**Task details:** Exclude the pictures and return every line exactly as written.
## BEGIN Records supplied
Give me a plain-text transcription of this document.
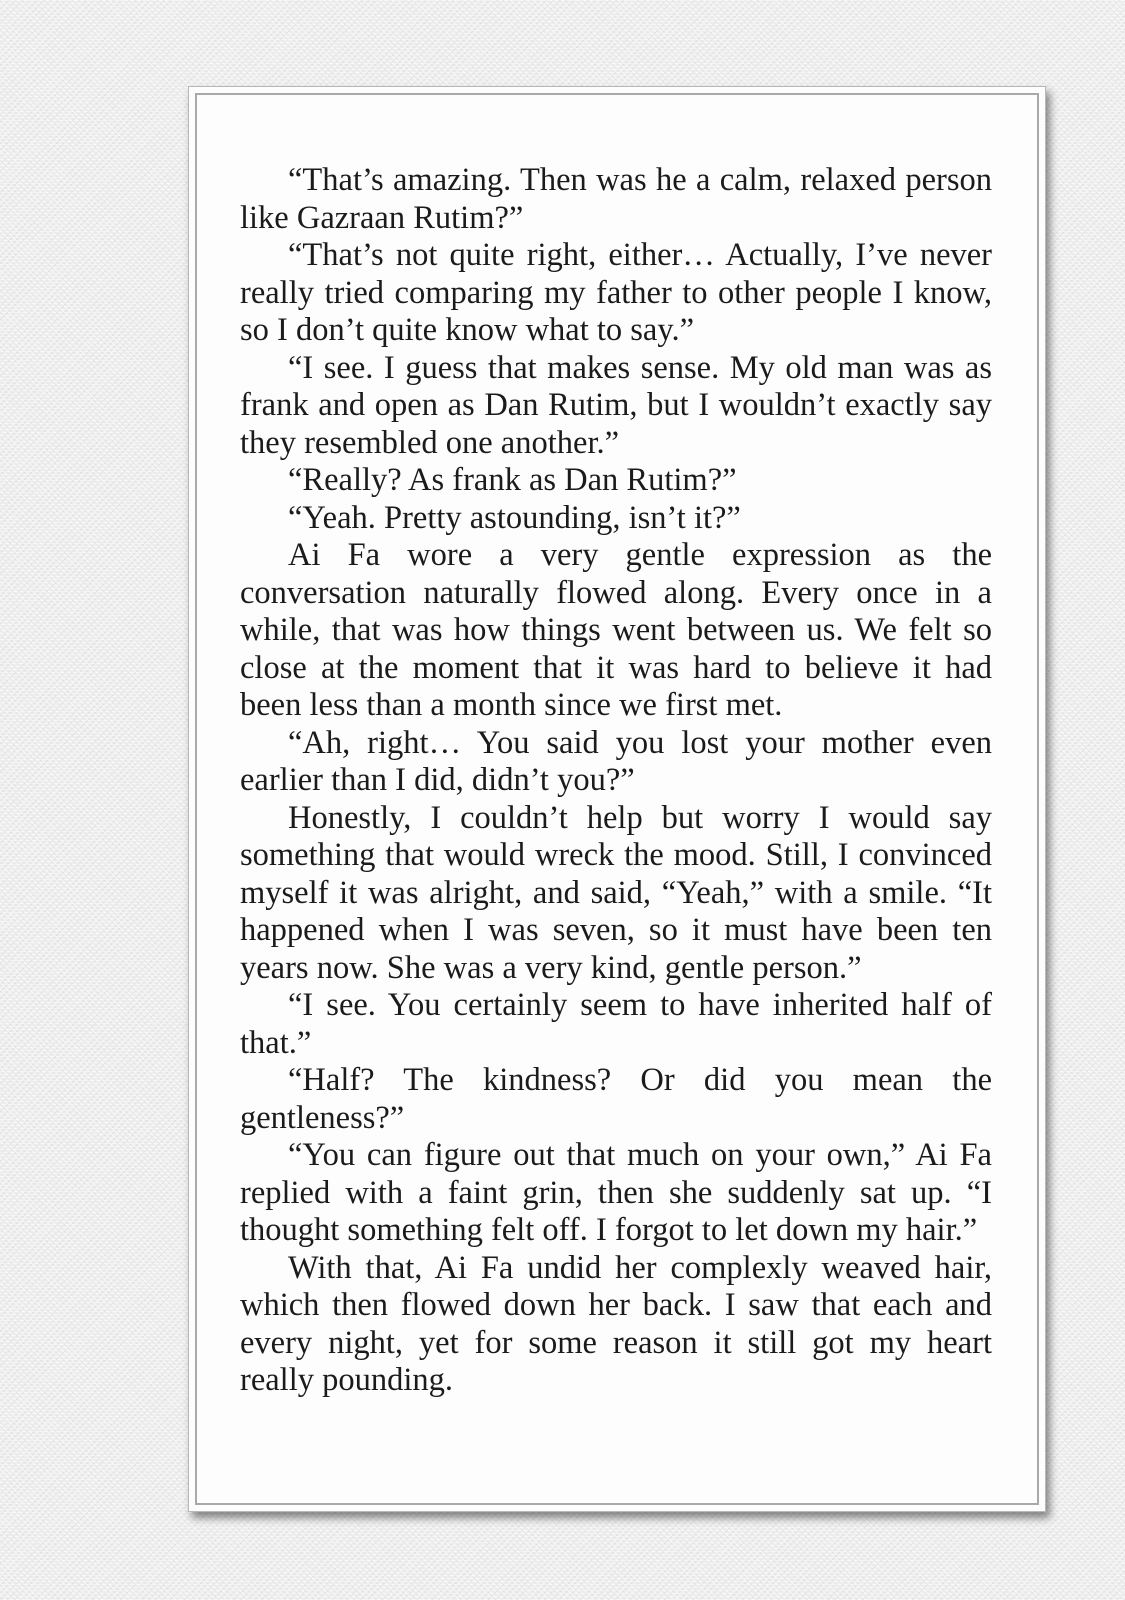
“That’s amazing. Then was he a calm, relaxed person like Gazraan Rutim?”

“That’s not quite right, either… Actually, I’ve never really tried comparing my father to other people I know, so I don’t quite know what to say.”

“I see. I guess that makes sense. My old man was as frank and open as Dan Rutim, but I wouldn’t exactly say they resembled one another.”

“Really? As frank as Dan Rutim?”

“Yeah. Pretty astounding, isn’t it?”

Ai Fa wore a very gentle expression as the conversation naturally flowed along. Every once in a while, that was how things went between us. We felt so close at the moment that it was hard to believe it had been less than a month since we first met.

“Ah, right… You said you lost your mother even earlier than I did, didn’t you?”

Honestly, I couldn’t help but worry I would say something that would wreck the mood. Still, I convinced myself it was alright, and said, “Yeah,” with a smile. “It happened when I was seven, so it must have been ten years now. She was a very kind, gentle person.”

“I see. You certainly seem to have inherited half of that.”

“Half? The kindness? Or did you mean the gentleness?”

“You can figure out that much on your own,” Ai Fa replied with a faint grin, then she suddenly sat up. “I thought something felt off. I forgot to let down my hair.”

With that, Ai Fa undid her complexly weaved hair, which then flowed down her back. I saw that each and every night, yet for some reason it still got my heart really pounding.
## END Records supplied
**Output:**
Give me a plain-text transcription of this document.
“That’s amazing. Then was he a calm, relaxed person like Gazraan Rutim?”

“That’s not quite right, either… Actually, I’ve never really tried comparing my father to other people I know, so I don’t quite know what to say.”

“I see. I guess that makes sense. My old man was as frank and open as Dan Rutim, but I wouldn’t exactly say they resembled one another.”

“Really? As frank as Dan Rutim?”

“Yeah. Pretty astounding, isn’t it?”

Ai Fa wore a very gentle expression as the conversation naturally flowed along. Every once in a while, that was how things went between us. We felt so close at the moment that it was hard to believe it had been less than a month since we first met.

“Ah, right… You said you lost your mother even earlier than I did, didn’t you?”

Honestly, I couldn’t help but worry I would say something that would wreck the mood. Still, I convinced myself it was alright, and said, “Yeah,” with a smile. “It happened when I was seven, so it must have been ten years now. She was a very kind, gentle person.”

“I see. You certainly seem to have inherited half of that.”

“Half? The kindness? Or did you mean the gentleness?”

“You can figure out that much on your own,” Ai Fa replied with a faint grin, then she suddenly sat up. “I thought something felt off. I forgot to let down my hair.”

With that, Ai Fa undid her complexly weaved hair, which then flowed down her back. I saw that each and every night, yet for some reason it still got my heart really pounding.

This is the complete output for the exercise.